Copy out all lines that hold "Public".

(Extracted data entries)
(begin)

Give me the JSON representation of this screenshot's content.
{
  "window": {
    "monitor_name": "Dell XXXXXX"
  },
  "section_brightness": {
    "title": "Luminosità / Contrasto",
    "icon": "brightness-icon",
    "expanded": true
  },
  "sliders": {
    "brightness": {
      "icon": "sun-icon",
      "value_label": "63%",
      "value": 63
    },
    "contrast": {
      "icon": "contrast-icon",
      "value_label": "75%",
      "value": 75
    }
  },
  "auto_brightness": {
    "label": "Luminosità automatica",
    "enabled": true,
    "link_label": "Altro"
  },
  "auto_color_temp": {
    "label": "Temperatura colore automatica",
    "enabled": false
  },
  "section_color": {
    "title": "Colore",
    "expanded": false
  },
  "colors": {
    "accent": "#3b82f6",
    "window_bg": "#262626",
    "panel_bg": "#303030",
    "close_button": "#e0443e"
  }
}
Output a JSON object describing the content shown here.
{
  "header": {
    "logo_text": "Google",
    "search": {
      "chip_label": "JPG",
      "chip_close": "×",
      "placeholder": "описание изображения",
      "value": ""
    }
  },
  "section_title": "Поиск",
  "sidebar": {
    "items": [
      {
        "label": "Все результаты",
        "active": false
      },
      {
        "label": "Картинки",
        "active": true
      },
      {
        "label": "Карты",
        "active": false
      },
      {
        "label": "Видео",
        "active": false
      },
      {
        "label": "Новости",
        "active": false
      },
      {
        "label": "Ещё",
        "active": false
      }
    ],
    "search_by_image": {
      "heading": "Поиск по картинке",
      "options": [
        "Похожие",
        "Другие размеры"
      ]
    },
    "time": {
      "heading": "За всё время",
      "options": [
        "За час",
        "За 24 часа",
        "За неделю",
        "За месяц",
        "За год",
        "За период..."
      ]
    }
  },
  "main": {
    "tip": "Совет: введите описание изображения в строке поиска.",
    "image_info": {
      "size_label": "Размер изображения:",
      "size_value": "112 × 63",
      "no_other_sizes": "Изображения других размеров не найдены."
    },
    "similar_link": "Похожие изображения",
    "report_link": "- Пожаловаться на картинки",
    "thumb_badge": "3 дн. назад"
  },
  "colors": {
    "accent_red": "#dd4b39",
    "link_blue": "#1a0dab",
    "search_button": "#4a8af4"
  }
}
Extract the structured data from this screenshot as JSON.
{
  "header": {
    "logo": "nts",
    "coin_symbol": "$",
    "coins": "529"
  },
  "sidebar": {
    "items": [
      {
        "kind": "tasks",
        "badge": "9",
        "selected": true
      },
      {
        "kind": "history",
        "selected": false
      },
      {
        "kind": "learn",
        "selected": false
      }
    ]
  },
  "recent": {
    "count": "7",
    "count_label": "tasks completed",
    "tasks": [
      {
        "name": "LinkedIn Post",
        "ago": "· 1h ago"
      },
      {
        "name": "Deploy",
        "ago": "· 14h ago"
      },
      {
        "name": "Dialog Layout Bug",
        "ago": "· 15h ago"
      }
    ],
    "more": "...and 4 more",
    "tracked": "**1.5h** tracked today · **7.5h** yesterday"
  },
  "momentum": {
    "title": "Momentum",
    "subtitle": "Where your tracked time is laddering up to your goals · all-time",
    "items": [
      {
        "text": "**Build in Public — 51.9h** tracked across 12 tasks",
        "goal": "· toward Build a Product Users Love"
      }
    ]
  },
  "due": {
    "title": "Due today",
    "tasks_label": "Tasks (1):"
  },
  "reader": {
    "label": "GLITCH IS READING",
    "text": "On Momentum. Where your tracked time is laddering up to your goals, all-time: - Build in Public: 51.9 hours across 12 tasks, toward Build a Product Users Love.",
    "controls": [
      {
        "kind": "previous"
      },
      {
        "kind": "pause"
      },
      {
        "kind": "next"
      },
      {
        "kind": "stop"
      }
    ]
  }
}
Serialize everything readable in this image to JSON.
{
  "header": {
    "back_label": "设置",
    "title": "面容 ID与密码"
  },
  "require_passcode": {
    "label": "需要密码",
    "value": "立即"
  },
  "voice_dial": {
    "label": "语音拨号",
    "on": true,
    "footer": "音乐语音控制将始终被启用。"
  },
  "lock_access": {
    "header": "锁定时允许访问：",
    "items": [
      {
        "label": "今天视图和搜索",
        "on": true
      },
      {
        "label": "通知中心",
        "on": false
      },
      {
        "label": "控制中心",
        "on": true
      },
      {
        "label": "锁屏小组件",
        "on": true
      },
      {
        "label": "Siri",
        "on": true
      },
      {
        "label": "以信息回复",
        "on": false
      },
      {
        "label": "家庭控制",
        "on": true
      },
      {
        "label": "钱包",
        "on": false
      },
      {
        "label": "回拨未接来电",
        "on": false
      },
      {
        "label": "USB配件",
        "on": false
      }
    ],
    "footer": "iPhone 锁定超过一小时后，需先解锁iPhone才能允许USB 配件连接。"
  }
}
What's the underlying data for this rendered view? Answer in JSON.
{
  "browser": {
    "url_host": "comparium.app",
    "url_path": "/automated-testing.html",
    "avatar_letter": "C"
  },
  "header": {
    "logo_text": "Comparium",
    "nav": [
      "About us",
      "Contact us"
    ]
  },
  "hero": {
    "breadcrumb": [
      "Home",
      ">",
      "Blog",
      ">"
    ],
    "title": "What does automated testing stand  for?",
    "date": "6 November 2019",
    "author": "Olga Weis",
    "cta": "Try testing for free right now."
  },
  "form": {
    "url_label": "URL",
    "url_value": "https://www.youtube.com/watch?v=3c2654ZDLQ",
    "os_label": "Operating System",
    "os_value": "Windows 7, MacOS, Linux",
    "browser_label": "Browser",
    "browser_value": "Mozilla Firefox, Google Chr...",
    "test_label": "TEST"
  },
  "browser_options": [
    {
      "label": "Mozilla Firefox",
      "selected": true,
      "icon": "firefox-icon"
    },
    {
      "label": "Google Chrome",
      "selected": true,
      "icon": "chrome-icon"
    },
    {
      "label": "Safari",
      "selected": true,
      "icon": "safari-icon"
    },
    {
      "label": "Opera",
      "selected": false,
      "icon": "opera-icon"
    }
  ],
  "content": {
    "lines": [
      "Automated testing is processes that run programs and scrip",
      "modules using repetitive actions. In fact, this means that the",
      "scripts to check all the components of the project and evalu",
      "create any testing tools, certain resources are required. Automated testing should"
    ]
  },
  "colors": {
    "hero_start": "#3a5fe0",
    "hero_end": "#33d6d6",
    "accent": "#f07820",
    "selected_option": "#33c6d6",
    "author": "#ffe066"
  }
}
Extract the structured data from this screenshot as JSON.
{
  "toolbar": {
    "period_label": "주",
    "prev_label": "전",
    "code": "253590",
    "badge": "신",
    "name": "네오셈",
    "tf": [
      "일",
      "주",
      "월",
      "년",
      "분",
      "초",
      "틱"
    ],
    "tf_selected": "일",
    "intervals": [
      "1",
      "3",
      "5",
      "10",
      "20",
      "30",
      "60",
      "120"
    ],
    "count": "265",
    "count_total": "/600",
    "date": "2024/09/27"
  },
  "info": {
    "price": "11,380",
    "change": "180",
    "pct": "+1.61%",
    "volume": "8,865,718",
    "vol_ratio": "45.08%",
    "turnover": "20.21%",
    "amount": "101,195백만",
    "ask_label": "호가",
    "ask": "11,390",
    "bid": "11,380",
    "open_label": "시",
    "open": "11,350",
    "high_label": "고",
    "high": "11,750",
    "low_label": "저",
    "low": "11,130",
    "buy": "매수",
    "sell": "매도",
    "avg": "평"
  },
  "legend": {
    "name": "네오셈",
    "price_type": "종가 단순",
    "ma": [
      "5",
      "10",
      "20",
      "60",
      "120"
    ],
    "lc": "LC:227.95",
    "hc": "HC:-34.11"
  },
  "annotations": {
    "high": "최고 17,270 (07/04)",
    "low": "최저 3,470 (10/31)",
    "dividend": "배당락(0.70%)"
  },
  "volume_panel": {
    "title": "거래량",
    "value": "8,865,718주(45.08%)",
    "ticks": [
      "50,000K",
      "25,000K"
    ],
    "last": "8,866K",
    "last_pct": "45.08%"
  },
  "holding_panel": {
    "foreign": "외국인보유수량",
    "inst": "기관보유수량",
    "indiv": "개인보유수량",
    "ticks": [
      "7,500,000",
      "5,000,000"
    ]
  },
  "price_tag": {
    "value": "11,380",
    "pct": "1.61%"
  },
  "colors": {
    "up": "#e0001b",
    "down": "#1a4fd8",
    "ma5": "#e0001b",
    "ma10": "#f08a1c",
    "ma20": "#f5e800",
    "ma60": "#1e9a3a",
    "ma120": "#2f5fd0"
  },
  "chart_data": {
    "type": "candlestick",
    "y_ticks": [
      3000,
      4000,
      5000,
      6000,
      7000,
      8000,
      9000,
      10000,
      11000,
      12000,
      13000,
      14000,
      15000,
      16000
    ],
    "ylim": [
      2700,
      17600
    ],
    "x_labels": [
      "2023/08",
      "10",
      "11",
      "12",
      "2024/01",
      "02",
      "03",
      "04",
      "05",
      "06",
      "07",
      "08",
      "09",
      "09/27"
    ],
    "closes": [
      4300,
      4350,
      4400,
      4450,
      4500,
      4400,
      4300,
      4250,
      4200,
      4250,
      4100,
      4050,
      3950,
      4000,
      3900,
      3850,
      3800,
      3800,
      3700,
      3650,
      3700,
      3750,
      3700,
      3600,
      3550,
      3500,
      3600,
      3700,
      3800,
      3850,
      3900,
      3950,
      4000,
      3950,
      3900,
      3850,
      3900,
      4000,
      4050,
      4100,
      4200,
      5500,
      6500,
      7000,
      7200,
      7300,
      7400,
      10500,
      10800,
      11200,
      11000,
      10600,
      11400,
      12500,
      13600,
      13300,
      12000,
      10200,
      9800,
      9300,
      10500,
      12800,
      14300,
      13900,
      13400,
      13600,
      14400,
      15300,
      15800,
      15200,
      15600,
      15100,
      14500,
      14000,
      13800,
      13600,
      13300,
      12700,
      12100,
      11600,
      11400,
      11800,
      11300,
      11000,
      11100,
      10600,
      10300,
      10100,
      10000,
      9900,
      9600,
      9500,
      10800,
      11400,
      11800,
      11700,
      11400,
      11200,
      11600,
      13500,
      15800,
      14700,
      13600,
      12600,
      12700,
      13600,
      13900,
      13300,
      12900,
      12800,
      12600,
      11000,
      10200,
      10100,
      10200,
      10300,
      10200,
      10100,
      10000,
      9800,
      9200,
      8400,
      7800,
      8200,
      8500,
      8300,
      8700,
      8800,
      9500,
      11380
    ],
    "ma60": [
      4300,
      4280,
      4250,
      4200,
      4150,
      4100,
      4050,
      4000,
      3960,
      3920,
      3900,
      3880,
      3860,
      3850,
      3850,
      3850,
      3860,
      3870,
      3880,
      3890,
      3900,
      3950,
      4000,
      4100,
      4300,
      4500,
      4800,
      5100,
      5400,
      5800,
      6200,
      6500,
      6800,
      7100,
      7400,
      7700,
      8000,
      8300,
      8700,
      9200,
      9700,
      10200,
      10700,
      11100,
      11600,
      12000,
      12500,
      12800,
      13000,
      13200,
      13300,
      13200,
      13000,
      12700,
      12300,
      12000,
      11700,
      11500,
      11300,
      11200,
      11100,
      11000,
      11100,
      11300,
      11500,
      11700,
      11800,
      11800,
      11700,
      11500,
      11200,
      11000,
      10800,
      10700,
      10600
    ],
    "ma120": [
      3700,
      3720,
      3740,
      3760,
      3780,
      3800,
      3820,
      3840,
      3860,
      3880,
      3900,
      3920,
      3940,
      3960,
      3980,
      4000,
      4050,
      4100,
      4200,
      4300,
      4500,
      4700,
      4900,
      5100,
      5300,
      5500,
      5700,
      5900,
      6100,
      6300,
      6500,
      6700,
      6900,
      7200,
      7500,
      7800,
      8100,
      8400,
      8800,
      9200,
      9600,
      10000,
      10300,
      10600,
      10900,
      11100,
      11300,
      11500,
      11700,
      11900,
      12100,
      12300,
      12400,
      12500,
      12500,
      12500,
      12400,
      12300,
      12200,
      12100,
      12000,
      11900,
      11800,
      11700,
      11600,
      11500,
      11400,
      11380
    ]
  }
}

(end)

> [OUTPUT OF THE EXERCISE]:
        "text": "**Build in Public — 51.9h** tracked across 12 tasks",
    "text": "On Momentum. Where your tracked time is laddering up to your goals, all-time: - Build in Public: 51.9 hours across 12 tasks, toward Build a Product Users Love.",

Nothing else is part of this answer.